■ PROBLEM
From the excerpt on university diversity policies, quote the passage word for word, starting with "Our own campus" and going on through "wedges between us.".

■ EXCERPT TO READ
══════════

The University has paid a steep price for its diversity policies in recent years.
Diversity policies have divided us. A few years ago, the Hoover Institution’s Thomas Sowell noticed a headline on page one of the “Chronicle of Higher Education.” It read, “Racial tensions continue to erupt on campuses despite efforts to promote racial diversity.” But what struck Sowell was what the article did not say. He said,”The very possibility that these `cultural diversity’ efforts themselves have contributed to the tensions was not mentioned anywhere in the accompanying story.”
Our own campus is no exception. Again and again, the administration has officially wrung its hands over racial and other tensions on campus, and then it has gone on to adopt diversity policies that have polarized us even further. After all, diversity is about differences. So policies to promote diversity necessarily emphasize what divides us rather than what we have in common. Diversity policies have perversely wound up heightening our identification with skin color, national origin and gender, which drives wedges between us.
The University’s diversity pork barrel has balkanized the campus. One of the consequences of the University’s diversity agenda is that our differences have become the basis for entitlements to the University’s resources. (Actually, “diversity” is mostly a new label for old programs of racial and sexual preference.) Groups on campus have discovered that their access to the University’s diversity pork barrel — and other forms of preferential treatment — depends on how persecuted or oppressed or victimized they are. Predictably, that has set off a sort of race to the bottom in which each group has tried to establish who is more victimized.

══════════

(Element position data)
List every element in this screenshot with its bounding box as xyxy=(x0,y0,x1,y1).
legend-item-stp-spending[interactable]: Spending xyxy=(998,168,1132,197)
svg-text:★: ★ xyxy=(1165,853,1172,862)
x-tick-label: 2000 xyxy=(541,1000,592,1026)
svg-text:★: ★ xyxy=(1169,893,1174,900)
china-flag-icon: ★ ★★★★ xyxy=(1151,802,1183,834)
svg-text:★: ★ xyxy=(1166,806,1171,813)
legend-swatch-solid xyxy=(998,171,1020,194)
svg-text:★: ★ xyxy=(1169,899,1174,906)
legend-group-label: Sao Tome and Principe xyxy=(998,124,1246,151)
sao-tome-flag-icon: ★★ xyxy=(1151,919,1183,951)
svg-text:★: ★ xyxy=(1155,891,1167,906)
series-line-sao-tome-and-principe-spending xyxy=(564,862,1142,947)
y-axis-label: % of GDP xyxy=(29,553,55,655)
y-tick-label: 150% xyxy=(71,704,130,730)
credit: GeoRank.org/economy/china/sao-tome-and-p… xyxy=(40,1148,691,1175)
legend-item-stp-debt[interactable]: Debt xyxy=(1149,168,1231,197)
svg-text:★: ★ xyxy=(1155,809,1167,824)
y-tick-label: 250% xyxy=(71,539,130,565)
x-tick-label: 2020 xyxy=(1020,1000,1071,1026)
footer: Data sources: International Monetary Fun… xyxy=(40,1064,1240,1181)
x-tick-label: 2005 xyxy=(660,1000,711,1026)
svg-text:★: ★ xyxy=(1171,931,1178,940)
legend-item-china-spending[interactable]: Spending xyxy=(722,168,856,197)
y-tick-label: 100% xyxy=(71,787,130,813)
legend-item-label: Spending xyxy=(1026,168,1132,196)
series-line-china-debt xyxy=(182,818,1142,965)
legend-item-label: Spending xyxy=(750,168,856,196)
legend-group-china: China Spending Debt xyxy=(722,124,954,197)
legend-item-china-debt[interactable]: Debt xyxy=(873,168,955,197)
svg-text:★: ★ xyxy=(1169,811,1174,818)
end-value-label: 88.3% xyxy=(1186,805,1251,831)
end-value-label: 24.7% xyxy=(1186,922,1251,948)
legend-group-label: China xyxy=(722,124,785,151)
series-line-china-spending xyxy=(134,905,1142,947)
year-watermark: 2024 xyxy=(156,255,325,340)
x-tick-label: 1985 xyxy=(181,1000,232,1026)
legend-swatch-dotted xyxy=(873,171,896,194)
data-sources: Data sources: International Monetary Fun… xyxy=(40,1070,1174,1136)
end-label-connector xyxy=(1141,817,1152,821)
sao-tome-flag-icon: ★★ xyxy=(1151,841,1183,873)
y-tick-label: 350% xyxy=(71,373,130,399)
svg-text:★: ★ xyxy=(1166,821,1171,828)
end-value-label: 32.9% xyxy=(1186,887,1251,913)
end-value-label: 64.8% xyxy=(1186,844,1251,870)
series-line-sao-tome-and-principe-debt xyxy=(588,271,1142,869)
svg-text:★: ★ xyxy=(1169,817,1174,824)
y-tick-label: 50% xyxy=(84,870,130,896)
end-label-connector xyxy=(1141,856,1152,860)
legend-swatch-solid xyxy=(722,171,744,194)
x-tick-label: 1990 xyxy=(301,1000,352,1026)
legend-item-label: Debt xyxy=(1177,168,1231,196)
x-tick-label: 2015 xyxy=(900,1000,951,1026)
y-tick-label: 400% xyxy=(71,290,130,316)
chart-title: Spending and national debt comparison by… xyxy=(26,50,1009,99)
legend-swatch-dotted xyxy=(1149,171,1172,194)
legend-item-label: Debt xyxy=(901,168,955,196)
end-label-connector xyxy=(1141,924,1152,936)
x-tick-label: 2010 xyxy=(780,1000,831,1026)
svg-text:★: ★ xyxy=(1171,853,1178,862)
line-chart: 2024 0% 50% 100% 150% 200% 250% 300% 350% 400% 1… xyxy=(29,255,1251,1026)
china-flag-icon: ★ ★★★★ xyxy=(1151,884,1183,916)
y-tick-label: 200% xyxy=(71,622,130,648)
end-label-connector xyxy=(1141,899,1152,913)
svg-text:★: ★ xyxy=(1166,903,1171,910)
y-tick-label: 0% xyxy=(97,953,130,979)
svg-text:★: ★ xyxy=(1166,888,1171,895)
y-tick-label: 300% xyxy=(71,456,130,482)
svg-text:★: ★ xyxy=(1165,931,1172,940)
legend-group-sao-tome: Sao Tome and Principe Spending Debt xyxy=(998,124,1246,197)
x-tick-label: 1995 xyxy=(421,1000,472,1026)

══════════

■ ANSWER TO THIS PROBLEM
Our own campus is no exception. Again and again, the administration has officially wrung its hands over racial and other tensions on campus, and then it has gone on to adopt diversity policies that have polarized us even further. After all, diversity is about differences. So policies to promote diversity necessarily emphasize what divides us rather than what we have in common. Diversity policies have perversely wound up heightening our identification with skin color, national origin and gender, which drives wedges between us.